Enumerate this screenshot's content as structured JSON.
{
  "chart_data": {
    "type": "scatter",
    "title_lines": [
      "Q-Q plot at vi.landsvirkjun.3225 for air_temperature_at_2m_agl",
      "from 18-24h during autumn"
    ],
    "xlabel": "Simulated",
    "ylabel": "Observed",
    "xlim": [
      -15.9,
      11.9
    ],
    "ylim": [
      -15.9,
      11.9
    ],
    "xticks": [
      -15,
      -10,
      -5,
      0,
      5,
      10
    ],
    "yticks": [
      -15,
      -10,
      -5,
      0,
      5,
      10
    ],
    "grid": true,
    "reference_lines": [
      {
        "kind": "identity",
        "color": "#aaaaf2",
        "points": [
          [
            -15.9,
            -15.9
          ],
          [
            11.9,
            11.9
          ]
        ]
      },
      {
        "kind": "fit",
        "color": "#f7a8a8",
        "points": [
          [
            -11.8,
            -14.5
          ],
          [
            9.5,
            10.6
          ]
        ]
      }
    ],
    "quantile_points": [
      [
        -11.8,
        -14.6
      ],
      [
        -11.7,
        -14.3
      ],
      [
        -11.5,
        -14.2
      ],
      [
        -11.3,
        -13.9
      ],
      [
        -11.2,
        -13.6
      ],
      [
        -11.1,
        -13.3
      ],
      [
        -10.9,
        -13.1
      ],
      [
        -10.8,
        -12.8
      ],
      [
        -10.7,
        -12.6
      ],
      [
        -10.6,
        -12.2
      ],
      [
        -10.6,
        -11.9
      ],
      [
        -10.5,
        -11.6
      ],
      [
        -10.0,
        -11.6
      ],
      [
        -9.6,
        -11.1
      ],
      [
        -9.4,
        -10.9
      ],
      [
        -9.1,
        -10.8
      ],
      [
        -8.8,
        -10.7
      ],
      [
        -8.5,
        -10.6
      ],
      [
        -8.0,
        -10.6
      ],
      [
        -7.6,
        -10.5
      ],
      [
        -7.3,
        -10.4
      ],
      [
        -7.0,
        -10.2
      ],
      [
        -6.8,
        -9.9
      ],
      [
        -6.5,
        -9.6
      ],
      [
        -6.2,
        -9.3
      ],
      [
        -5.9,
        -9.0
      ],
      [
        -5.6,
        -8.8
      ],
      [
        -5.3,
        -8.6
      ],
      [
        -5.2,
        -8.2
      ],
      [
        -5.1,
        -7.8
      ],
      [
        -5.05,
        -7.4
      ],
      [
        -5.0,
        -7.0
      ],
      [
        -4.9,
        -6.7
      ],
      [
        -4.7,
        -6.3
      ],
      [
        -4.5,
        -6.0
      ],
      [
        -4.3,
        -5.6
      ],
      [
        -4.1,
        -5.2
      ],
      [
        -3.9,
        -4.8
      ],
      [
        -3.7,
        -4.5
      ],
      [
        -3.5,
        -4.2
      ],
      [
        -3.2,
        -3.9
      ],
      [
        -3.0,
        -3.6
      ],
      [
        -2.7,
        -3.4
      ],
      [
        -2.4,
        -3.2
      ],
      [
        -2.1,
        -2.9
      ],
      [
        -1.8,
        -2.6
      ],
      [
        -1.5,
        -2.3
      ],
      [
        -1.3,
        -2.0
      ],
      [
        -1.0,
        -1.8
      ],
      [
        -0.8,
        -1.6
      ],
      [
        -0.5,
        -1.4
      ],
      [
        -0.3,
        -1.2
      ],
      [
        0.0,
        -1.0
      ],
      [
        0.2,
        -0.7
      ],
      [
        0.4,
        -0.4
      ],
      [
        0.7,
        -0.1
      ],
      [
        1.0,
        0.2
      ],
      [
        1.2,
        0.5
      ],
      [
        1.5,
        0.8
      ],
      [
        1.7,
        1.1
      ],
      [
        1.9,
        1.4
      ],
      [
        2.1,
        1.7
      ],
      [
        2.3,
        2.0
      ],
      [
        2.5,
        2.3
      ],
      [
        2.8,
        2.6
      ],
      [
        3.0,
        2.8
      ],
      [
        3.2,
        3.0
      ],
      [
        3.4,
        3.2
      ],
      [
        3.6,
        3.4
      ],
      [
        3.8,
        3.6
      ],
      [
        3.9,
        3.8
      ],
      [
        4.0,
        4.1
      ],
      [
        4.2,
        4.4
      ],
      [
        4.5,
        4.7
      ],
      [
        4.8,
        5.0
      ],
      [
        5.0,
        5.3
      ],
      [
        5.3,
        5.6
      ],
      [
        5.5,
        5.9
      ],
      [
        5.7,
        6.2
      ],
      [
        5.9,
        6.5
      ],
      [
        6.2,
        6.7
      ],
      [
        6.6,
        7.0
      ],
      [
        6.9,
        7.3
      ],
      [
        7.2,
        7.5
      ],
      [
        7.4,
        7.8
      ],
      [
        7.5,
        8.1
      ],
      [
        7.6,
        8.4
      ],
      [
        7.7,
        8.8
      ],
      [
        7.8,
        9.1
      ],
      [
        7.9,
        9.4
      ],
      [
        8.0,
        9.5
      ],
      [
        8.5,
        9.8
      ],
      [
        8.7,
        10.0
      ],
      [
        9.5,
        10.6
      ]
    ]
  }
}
==
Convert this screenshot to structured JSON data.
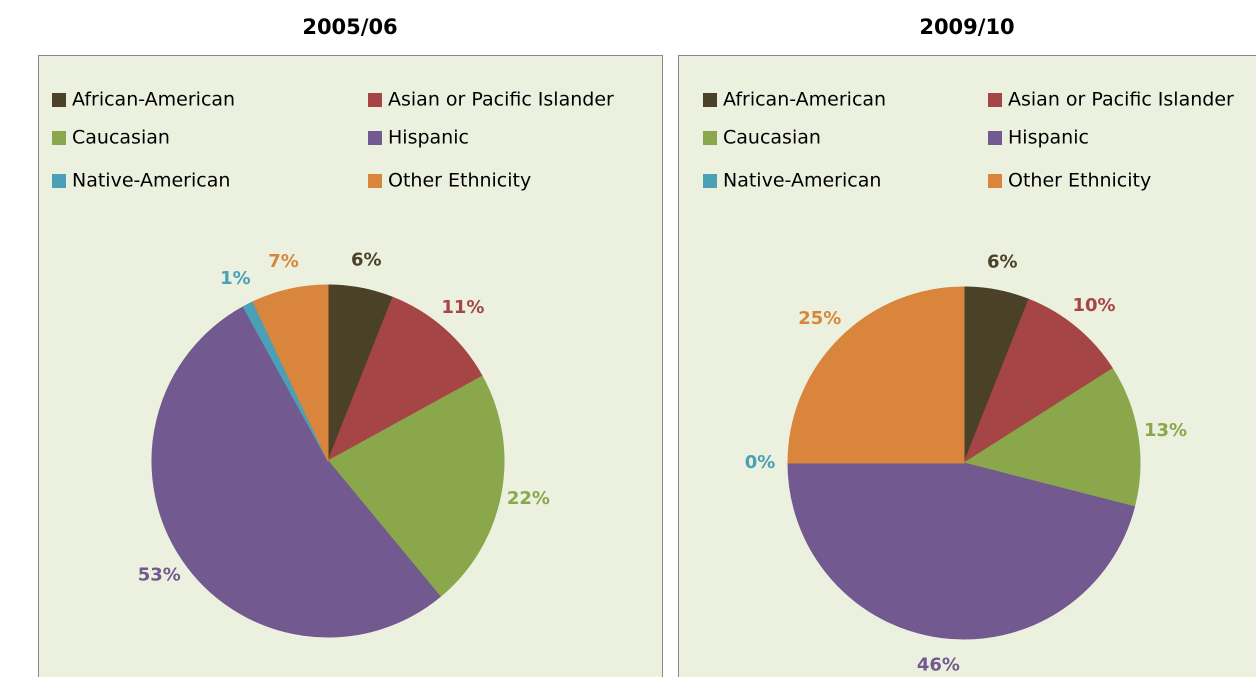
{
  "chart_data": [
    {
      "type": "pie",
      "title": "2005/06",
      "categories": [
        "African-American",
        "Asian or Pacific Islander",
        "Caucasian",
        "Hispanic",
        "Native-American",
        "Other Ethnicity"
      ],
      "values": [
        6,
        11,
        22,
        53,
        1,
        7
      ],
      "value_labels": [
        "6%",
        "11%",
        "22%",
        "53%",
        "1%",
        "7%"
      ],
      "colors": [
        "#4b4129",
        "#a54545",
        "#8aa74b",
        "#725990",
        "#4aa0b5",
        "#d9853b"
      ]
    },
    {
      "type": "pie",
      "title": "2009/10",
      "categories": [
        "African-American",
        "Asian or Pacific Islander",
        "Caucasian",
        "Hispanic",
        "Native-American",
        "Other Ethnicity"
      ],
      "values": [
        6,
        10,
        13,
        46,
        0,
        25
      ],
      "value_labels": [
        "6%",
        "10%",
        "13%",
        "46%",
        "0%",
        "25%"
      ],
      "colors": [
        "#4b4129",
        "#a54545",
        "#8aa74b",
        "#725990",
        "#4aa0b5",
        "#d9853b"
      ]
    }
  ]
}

Problem to solve: Identify all lines in the records above with the word "structured".

Expected answer:
Enumerate this screenshot's content as structured JSON.
Convert this screenshot to structured JSON data.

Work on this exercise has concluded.